(Problem description): Retype the listing that follows, exactly as written.

(Material shown):
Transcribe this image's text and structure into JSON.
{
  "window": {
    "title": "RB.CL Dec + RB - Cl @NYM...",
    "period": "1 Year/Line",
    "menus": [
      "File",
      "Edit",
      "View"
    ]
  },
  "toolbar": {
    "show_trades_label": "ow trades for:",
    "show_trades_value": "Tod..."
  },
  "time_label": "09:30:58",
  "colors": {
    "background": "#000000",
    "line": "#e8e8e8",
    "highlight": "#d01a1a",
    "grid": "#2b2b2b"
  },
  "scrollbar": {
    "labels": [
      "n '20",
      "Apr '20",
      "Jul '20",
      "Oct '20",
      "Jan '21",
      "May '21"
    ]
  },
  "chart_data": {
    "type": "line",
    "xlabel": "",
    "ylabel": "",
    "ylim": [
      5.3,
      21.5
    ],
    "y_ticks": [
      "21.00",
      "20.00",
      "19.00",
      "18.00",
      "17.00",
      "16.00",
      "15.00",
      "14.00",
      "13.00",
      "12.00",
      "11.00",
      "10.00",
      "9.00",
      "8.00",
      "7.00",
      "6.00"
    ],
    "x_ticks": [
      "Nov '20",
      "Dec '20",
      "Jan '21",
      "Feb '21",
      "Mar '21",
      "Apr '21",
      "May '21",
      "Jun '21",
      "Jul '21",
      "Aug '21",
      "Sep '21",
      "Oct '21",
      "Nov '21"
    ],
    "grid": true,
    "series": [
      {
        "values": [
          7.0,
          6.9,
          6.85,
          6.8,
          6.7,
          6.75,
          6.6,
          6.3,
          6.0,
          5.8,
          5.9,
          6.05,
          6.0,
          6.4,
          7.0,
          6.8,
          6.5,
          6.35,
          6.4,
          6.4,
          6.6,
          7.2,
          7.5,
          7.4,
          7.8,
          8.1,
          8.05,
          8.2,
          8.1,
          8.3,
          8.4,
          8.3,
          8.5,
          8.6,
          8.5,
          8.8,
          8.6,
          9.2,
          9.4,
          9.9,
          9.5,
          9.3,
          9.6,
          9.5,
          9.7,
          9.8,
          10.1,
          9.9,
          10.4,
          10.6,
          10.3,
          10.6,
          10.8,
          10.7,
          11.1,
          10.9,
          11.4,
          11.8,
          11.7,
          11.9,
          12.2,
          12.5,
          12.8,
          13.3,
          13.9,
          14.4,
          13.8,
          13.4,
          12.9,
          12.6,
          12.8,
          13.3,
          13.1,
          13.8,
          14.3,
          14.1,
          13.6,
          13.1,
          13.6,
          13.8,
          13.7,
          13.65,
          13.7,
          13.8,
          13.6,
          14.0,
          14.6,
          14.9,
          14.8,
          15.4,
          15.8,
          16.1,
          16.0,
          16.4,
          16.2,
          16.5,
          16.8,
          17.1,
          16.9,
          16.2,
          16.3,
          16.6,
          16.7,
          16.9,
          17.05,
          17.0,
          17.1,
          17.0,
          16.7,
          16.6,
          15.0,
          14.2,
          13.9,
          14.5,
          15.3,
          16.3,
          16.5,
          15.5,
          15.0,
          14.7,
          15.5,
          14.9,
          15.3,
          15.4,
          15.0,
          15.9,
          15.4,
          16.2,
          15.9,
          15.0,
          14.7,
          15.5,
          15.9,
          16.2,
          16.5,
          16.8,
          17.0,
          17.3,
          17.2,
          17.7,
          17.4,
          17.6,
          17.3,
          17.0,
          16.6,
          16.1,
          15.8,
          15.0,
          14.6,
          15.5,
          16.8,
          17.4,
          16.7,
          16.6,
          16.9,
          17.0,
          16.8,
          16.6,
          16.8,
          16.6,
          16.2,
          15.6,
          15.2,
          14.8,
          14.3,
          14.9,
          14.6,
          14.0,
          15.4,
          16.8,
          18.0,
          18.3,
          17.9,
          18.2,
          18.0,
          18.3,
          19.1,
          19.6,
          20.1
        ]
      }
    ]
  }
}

(Response for this exercise):
Transcribe this image's text and structure into JSON.
{
  "window": {
    "title": "RB.CL Dec + RB - Cl @NYM...",
    "period": "1 Year/Line",
    "menus": [
      "File",
      "Edit",
      "View"
    ]
  },
  "toolbar": {
    "show_trades_label": "ow trades for:",
    "show_trades_value": "Tod..."
  },
  "time_label": "09:30:58",
  "colors": {
    "background": "#000000",
    "line": "#e8e8e8",
    "highlight": "#d01a1a",
    "grid": "#2b2b2b"
  },
  "scrollbar": {
    "labels": [
      "n '20",
      "Apr '20",
      "Jul '20",
      "Oct '20",
      "Jan '21",
      "May '21"
    ]
  },
  "chart_data": {
    "type": "line",
    "xlabel": "",
    "ylabel": "",
    "ylim": [
      5.3,
      21.5
    ],
    "y_ticks": [
      "21.00",
      "20.00",
      "19.00",
      "18.00",
      "17.00",
      "16.00",
      "15.00",
      "14.00",
      "13.00",
      "12.00",
      "11.00",
      "10.00",
      "9.00",
      "8.00",
      "7.00",
      "6.00"
    ],
    "x_ticks": [
      "Nov '20",
      "Dec '20",
      "Jan '21",
      "Feb '21",
      "Mar '21",
      "Apr '21",
      "May '21",
      "Jun '21",
      "Jul '21",
      "Aug '21",
      "Sep '21",
      "Oct '21",
      "Nov '21"
    ],
    "grid": true,
    "series": [
      {
        "values": [
          7.0,
          6.9,
          6.85,
          6.8,
          6.7,
          6.75,
          6.6,
          6.3,
          6.0,
          5.8,
          5.9,
          6.05,
          6.0,
          6.4,
          7.0,
          6.8,
          6.5,
          6.35,
          6.4,
          6.4,
          6.6,
          7.2,
          7.5,
          7.4,
          7.8,
          8.1,
          8.05,
          8.2,
          8.1,
          8.3,
          8.4,
          8.3,
          8.5,
          8.6,
          8.5,
          8.8,
          8.6,
          9.2,
          9.4,
          9.9,
          9.5,
          9.3,
          9.6,
          9.5,
          9.7,
          9.8,
          10.1,
          9.9,
          10.4,
          10.6,
          10.3,
          10.6,
          10.8,
          10.7,
          11.1,
          10.9,
          11.4,
          11.8,
          11.7,
          11.9,
          12.2,
          12.5,
          12.8,
          13.3,
          13.9,
          14.4,
          13.8,
          13.4,
          12.9,
          12.6,
          12.8,
          13.3,
          13.1,
          13.8,
          14.3,
          14.1,
          13.6,
          13.1,
          13.6,
          13.8,
          13.7,
          13.65,
          13.7,
          13.8,
          13.6,
          14.0,
          14.6,
          14.9,
          14.8,
          15.4,
          15.8,
          16.1,
          16.0,
          16.4,
          16.2,
          16.5,
          16.8,
          17.1,
          16.9,
          16.2,
          16.3,
          16.6,
          16.7,
          16.9,
          17.05,
          17.0,
          17.1,
          17.0,
          16.7,
          16.6,
          15.0,
          14.2,
          13.9,
          14.5,
          15.3,
          16.3,
          16.5,
          15.5,
          15.0,
          14.7,
          15.5,
          14.9,
          15.3,
          15.4,
          15.0,
          15.9,
          15.4,
          16.2,
          15.9,
          15.0,
          14.7,
          15.5,
          15.9,
          16.2,
          16.5,
          16.8,
          17.0,
          17.3,
          17.2,
          17.7,
          17.4,
          17.6,
          17.3,
          17.0,
          16.6,
          16.1,
          15.8,
          15.0,
          14.6,
          15.5,
          16.8,
          17.4,
          16.7,
          16.6,
          16.9,
          17.0,
          16.8,
          16.6,
          16.8,
          16.6,
          16.2,
          15.6,
          15.2,
          14.8,
          14.3,
          14.9,
          14.6,
          14.0,
          15.4,
          16.8,
          18.0,
          18.3,
          17.9,
          18.2,
          18.0,
          18.3,
          19.1,
          19.6,
          20.1
        ]
      }
    ]
  }
}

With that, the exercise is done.